## Problem requirements:
Separate out the lines that hold "title".

[Extracted data entries]
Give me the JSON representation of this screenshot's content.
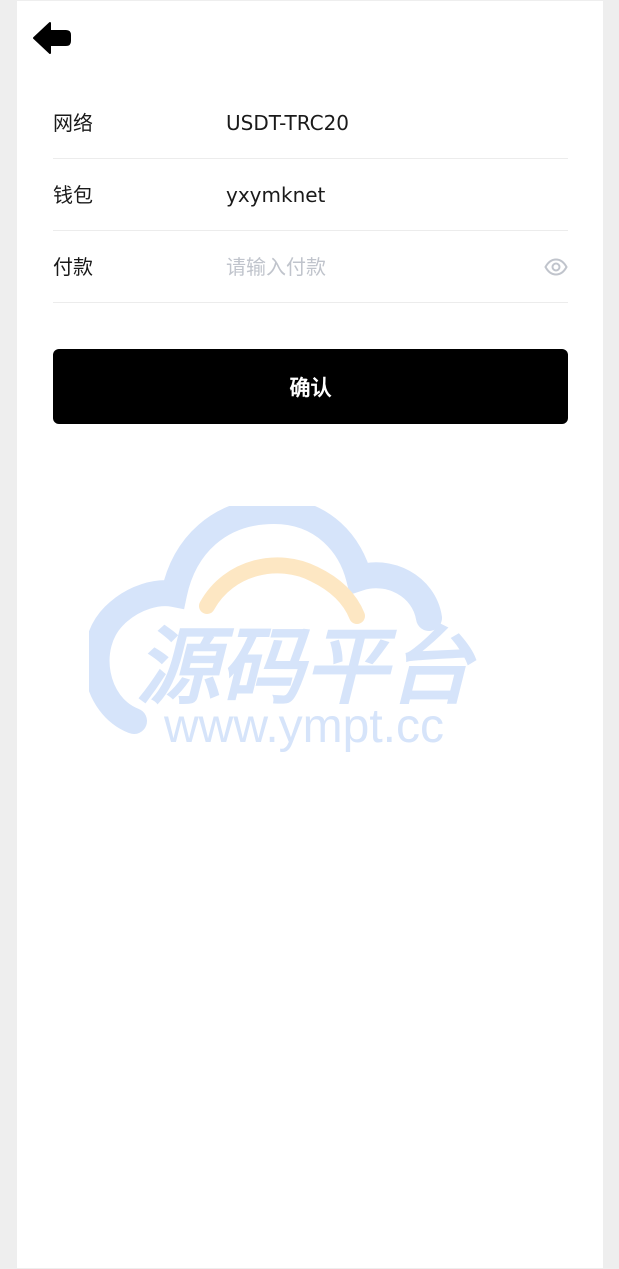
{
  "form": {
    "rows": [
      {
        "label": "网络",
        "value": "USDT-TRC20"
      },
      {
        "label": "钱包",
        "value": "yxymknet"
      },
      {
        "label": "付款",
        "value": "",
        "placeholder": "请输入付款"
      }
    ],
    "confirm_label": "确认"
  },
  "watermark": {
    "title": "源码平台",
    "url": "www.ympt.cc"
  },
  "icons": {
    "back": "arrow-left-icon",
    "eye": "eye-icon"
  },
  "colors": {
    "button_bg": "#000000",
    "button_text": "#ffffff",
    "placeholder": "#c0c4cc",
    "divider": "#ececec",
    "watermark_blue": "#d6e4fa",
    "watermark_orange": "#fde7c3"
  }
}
--
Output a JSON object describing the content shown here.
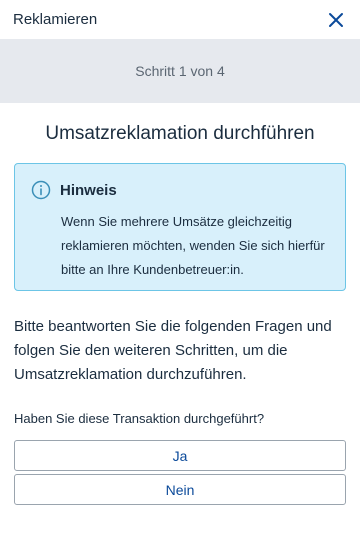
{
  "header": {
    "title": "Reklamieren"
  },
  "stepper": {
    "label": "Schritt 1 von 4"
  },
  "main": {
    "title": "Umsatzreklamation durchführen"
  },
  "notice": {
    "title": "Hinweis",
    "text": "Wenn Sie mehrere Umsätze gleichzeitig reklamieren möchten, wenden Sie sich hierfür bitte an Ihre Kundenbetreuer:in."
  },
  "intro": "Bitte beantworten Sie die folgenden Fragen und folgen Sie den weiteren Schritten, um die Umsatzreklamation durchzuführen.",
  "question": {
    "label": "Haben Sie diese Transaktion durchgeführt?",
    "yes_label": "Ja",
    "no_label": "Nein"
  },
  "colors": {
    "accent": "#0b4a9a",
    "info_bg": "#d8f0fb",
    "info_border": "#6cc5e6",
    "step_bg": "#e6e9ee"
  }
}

## Worked solution:
    "title": "源码平台",
    "title": "Reklamieren"
    "title": "Umsatzreklamation durchführen"
    "title": "Hinweis",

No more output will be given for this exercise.